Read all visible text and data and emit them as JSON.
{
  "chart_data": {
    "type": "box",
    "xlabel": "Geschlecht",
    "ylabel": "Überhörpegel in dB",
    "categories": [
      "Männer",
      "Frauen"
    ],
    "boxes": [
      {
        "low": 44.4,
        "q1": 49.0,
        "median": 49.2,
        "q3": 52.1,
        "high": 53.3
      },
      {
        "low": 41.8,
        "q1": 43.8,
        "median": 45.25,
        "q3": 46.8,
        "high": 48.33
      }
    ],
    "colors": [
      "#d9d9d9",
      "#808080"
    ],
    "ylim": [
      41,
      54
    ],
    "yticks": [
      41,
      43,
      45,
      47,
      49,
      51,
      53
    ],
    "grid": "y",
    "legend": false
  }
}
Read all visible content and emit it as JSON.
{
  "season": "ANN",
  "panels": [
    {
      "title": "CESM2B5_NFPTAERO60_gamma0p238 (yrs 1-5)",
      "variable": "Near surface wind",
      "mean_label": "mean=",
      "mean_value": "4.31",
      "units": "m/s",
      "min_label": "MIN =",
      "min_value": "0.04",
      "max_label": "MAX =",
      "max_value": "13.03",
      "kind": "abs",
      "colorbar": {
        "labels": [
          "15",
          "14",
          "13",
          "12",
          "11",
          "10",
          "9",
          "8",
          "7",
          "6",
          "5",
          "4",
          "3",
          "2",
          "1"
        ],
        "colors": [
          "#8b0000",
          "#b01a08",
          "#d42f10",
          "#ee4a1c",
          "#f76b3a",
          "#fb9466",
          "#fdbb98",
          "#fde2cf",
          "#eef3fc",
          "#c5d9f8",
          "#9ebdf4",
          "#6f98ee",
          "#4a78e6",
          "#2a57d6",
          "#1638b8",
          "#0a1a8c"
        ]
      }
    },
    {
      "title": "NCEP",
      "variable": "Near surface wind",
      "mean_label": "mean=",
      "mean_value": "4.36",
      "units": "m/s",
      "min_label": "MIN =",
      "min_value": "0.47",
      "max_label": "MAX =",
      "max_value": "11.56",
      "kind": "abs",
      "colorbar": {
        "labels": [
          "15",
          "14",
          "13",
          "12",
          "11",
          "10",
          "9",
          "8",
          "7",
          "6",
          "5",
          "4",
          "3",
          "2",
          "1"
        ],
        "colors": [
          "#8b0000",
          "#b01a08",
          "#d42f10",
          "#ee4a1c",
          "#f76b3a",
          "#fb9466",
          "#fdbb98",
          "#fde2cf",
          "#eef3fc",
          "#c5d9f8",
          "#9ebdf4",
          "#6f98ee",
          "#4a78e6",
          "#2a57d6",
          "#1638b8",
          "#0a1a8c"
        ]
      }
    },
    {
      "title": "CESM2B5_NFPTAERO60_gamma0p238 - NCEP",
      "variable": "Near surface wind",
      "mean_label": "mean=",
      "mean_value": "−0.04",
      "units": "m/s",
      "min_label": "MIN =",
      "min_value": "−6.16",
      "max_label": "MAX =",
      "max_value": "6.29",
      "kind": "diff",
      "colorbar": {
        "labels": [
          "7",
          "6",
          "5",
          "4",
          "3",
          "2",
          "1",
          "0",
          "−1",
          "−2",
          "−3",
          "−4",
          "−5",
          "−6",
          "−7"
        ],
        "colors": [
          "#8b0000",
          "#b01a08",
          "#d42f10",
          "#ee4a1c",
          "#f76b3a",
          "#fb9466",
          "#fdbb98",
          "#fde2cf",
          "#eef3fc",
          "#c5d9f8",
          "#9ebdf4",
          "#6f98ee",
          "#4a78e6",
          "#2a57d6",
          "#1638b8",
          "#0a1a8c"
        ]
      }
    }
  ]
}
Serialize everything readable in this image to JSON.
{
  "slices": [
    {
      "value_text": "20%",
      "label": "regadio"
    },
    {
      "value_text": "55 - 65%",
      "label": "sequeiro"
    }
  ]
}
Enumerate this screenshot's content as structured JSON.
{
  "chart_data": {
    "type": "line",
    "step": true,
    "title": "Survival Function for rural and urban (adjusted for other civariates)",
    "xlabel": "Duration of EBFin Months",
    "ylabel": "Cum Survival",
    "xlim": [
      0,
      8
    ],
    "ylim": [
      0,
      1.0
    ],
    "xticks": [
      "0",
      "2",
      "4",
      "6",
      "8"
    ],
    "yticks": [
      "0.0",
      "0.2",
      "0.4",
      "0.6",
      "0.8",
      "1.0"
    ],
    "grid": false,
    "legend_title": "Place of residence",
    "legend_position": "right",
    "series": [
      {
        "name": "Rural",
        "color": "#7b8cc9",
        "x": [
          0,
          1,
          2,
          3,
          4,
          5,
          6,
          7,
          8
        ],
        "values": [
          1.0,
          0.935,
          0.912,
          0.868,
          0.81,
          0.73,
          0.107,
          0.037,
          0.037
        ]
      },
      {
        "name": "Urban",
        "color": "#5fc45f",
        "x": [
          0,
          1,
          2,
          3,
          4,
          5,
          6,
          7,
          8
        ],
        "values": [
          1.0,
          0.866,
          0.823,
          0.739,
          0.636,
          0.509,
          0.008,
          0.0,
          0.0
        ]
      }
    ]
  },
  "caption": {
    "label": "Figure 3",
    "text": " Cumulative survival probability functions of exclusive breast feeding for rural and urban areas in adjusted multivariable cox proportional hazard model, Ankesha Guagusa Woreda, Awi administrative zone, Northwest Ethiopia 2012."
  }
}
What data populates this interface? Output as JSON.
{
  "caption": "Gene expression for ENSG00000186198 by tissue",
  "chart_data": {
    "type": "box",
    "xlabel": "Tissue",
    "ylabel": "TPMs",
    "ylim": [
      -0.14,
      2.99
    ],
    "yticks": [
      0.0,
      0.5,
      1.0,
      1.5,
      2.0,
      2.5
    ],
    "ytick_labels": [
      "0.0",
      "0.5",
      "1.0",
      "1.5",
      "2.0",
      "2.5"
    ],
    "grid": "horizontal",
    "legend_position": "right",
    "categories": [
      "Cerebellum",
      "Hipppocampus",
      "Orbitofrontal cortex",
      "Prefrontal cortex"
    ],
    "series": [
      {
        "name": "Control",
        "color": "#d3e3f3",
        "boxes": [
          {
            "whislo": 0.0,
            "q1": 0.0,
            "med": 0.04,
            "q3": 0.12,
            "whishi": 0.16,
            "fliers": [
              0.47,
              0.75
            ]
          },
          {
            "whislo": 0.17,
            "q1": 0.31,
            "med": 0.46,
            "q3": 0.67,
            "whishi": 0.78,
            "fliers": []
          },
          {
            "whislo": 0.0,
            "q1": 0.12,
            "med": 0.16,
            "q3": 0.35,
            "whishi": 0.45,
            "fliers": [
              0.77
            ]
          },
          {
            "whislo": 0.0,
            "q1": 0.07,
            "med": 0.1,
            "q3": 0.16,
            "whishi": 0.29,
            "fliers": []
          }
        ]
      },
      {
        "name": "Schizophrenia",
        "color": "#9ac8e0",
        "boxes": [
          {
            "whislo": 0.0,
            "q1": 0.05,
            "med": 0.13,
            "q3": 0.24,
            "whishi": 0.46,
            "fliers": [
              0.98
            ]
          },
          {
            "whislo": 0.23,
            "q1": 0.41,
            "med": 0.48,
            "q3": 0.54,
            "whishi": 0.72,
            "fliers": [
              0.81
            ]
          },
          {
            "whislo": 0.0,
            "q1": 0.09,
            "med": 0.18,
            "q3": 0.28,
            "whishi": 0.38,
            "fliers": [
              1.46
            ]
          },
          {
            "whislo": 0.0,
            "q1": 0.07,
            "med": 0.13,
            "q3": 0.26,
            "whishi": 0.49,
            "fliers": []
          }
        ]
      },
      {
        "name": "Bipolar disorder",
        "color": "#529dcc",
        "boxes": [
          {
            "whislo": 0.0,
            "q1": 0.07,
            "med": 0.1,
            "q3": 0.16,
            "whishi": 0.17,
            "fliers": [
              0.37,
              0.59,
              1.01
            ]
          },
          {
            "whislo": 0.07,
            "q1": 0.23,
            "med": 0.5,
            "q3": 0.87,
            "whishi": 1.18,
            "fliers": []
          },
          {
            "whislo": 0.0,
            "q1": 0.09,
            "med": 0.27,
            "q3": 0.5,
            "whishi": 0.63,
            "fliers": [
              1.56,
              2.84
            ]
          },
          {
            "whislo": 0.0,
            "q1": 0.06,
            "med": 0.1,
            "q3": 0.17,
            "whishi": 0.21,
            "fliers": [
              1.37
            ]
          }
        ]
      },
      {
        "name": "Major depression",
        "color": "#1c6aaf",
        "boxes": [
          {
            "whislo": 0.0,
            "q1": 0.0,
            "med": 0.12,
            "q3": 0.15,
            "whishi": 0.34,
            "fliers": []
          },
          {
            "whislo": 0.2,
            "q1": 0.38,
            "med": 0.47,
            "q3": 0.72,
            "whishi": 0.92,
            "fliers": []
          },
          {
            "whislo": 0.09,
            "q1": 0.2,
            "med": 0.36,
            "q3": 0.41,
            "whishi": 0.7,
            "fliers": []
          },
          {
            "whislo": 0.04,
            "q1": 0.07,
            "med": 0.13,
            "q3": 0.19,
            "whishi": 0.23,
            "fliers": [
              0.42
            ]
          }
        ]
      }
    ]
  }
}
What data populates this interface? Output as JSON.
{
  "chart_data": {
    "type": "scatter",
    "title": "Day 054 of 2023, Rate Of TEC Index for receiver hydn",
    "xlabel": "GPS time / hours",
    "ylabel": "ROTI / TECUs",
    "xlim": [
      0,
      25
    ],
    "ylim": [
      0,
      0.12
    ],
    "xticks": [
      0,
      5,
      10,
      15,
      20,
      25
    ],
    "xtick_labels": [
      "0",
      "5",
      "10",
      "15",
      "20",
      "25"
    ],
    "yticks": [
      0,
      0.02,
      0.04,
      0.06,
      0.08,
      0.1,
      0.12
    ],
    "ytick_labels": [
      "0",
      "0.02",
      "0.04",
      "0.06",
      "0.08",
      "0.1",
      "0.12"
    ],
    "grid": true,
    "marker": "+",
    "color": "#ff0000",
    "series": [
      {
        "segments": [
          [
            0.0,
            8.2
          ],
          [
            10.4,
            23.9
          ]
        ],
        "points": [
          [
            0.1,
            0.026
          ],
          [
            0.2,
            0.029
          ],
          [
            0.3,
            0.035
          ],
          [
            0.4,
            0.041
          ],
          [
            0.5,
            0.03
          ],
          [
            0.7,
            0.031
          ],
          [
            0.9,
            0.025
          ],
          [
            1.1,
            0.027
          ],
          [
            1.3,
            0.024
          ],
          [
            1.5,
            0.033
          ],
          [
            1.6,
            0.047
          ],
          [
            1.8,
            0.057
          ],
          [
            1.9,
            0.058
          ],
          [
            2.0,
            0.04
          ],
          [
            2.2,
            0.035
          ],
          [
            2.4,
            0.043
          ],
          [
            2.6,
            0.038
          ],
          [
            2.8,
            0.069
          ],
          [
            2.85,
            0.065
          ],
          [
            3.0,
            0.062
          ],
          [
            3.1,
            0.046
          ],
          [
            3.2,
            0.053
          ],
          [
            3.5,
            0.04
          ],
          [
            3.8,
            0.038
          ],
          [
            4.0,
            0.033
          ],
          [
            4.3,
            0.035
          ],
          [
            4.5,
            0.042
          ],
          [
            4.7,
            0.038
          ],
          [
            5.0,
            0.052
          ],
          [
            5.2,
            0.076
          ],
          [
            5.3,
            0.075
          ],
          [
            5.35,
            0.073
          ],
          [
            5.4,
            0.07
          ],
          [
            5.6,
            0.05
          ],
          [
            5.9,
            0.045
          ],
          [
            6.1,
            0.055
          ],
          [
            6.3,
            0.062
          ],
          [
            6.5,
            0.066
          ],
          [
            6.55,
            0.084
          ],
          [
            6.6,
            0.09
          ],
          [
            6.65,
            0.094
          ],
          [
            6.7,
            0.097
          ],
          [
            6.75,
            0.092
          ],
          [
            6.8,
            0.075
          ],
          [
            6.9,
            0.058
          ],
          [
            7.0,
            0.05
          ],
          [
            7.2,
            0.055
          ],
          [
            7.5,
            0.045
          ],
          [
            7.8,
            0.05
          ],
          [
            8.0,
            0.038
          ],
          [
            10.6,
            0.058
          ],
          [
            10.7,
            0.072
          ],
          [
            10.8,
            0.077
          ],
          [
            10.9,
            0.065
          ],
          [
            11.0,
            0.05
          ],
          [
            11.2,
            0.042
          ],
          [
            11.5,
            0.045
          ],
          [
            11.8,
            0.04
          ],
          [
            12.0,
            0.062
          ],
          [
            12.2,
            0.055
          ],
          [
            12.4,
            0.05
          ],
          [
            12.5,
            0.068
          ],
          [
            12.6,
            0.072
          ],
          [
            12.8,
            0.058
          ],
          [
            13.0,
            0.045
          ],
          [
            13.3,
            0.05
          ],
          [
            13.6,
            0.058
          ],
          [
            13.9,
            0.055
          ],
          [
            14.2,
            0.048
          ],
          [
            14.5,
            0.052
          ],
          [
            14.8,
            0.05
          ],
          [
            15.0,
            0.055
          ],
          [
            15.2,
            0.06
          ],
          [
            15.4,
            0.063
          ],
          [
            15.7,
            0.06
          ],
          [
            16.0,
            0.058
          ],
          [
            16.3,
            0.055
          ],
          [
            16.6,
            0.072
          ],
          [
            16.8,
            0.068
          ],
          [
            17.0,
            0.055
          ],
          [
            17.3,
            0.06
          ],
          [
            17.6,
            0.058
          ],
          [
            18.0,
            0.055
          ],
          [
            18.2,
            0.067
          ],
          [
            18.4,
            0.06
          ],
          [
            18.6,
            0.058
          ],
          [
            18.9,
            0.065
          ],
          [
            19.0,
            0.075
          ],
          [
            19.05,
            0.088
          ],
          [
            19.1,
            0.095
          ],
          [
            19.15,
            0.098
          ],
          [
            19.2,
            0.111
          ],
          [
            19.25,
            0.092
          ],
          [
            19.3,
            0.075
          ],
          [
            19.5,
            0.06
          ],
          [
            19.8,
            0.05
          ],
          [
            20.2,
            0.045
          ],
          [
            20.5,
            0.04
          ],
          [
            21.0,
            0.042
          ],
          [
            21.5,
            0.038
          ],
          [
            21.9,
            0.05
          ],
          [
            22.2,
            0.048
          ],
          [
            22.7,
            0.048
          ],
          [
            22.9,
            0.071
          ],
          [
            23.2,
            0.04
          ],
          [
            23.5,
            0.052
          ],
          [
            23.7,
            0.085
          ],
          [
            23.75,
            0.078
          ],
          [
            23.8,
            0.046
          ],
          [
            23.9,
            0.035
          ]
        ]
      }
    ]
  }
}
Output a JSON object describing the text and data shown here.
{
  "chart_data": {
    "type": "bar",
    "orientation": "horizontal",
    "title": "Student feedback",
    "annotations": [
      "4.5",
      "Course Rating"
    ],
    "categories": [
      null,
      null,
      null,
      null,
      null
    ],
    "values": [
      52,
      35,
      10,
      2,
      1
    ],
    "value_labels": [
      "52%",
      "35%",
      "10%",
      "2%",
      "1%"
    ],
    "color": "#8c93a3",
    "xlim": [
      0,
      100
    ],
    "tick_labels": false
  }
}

============================================================

What to do: Filter the records, keeping only lines that contain "ylabel", and show those lines.

Expected output:
    "ylabel": "Überhörpegel in dB",
    "ylabel": "Cum Survival",
    "ylabel": "TPMs",
    "ylabel": "ROTI / TECUs",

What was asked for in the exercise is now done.